• **TASK INSTRUCTIONS**
What is the number of lines in the entries below that include the word "Energy"? Provide the number only.

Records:
○ ○ ○ ○

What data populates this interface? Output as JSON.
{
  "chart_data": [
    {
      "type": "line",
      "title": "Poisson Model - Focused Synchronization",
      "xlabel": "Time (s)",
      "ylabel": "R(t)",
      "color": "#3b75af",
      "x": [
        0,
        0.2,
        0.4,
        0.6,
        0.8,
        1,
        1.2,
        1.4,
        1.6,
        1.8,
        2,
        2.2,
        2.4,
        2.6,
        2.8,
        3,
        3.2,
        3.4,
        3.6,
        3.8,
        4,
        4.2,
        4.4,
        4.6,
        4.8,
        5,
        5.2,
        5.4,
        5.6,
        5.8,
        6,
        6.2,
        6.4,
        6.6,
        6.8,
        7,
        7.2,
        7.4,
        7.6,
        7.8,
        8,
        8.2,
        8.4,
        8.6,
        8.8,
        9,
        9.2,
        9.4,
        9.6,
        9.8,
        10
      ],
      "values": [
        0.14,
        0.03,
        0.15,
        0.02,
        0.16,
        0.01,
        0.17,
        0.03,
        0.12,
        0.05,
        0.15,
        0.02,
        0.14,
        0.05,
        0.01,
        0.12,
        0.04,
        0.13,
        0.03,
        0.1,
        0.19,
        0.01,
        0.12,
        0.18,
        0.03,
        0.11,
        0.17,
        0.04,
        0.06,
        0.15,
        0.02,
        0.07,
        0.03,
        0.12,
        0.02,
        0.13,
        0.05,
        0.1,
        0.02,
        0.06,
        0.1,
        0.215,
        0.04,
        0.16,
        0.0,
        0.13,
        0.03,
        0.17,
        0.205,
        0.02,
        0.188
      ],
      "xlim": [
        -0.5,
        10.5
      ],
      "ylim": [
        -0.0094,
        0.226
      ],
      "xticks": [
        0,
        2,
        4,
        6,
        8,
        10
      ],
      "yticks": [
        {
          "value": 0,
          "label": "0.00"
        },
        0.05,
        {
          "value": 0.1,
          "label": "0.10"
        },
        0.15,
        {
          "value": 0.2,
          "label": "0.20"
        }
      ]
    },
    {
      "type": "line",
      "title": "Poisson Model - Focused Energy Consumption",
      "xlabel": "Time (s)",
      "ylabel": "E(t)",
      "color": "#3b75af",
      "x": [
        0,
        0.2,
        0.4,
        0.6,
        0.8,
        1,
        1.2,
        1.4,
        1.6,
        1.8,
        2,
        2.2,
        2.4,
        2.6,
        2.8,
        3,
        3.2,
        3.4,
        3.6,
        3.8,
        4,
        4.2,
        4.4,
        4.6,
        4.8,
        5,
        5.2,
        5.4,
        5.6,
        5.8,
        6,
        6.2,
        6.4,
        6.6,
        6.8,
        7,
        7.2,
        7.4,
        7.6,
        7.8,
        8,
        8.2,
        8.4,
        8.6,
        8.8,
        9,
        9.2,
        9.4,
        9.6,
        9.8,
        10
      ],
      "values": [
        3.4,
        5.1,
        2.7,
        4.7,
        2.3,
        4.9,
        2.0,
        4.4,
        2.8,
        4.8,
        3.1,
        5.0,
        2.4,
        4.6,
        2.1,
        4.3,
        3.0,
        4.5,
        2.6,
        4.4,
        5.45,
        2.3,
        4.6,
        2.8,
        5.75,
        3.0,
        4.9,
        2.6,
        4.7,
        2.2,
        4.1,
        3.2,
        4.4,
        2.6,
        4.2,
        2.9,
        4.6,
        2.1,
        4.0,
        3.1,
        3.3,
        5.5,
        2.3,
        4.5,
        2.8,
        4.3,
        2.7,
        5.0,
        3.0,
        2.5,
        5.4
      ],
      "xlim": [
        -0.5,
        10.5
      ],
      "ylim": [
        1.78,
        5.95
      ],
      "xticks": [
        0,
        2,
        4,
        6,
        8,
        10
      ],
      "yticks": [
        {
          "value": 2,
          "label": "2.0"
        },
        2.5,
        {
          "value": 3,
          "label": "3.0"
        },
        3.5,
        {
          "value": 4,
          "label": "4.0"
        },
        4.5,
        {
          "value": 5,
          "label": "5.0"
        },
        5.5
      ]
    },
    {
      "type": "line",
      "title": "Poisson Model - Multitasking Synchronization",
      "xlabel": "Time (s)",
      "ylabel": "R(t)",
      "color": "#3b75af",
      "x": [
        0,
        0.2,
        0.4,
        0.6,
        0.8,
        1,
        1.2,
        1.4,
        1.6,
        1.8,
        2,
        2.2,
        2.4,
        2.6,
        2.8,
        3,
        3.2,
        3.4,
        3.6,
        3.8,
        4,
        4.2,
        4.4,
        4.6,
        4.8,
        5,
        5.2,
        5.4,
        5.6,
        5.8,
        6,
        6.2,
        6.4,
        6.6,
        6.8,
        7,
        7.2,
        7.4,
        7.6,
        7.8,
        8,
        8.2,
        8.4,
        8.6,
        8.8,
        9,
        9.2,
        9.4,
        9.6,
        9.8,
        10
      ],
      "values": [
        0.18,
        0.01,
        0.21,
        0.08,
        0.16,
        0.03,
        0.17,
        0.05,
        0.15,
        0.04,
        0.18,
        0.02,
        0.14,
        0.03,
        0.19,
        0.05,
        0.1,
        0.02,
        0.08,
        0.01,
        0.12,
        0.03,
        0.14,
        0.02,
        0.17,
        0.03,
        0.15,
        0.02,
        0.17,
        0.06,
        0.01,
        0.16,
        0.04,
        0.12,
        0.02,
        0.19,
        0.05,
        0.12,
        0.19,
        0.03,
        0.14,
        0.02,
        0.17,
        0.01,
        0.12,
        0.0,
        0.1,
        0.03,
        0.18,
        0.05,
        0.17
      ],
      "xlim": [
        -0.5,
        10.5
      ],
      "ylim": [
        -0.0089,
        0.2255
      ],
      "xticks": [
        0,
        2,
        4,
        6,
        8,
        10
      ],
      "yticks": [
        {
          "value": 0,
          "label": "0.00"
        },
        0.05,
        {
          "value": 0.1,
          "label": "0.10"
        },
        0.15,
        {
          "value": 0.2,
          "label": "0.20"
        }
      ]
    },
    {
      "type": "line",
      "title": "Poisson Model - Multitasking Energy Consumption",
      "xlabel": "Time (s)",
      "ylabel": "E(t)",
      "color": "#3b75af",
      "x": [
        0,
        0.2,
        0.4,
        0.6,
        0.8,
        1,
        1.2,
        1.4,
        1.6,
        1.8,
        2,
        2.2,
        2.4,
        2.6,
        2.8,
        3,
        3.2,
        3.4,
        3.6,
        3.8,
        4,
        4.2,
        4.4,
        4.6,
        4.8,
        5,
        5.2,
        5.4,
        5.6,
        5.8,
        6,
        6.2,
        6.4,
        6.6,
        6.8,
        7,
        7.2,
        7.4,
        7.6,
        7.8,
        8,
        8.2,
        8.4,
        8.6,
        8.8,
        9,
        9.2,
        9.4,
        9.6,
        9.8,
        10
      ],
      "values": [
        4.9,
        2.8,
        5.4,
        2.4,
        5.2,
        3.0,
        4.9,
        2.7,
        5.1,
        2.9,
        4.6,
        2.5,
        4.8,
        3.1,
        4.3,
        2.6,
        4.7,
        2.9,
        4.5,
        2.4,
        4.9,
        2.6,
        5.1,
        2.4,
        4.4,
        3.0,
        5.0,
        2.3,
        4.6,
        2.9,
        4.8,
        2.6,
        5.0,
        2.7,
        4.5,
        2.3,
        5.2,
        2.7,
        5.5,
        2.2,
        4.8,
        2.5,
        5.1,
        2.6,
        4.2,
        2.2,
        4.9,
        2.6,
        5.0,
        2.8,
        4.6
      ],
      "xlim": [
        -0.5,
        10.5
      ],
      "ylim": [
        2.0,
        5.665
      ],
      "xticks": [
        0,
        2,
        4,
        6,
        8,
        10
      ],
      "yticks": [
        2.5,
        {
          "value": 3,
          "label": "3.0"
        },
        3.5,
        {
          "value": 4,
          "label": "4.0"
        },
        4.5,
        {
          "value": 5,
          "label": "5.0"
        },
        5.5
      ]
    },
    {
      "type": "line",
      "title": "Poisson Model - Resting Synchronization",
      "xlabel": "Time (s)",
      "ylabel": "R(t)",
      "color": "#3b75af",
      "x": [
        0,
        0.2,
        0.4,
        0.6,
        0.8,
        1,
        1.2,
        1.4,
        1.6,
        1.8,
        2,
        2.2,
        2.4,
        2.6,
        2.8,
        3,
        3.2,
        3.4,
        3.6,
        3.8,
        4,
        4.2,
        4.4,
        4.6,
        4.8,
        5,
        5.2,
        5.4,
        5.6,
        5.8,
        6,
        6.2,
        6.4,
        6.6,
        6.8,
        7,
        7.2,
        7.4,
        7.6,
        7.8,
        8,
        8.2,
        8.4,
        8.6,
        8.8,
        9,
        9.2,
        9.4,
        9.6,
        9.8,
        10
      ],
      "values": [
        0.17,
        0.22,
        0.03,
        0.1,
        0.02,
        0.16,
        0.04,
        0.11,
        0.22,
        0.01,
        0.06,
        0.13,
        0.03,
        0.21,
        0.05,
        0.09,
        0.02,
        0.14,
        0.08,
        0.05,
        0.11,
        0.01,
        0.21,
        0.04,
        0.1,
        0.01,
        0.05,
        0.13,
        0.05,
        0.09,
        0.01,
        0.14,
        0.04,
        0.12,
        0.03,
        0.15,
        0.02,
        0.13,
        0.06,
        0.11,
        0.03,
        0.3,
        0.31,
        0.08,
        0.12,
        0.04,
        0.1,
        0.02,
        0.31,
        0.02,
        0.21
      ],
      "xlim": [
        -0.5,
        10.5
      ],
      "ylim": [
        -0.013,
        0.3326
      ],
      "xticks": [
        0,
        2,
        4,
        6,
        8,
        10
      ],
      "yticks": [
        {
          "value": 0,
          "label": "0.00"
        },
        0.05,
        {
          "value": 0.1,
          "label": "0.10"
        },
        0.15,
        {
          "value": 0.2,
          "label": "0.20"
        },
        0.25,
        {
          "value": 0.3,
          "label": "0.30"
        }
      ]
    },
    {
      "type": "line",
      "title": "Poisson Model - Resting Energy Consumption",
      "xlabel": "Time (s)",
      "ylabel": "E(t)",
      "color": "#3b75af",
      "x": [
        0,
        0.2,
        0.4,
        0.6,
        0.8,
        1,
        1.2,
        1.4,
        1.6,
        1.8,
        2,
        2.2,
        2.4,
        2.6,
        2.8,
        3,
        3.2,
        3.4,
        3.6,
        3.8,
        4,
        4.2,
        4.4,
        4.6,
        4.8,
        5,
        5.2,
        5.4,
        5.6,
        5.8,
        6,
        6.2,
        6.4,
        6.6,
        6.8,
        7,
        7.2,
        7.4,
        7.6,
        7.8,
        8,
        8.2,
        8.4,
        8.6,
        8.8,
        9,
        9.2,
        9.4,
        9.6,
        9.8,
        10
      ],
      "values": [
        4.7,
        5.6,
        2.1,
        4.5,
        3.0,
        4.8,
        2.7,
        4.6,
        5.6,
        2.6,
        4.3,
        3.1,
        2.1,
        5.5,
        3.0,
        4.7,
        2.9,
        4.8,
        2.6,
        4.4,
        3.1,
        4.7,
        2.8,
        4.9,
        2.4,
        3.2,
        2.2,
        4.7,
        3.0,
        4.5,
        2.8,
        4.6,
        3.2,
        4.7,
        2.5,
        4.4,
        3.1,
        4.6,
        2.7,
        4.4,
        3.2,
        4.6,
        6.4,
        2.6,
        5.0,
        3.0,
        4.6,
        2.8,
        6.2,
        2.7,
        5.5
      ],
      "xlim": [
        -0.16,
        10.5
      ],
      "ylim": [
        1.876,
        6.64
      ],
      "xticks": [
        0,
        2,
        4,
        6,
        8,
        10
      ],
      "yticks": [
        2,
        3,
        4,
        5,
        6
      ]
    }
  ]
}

○ ○ ○ ○

• **SOLUTION**
3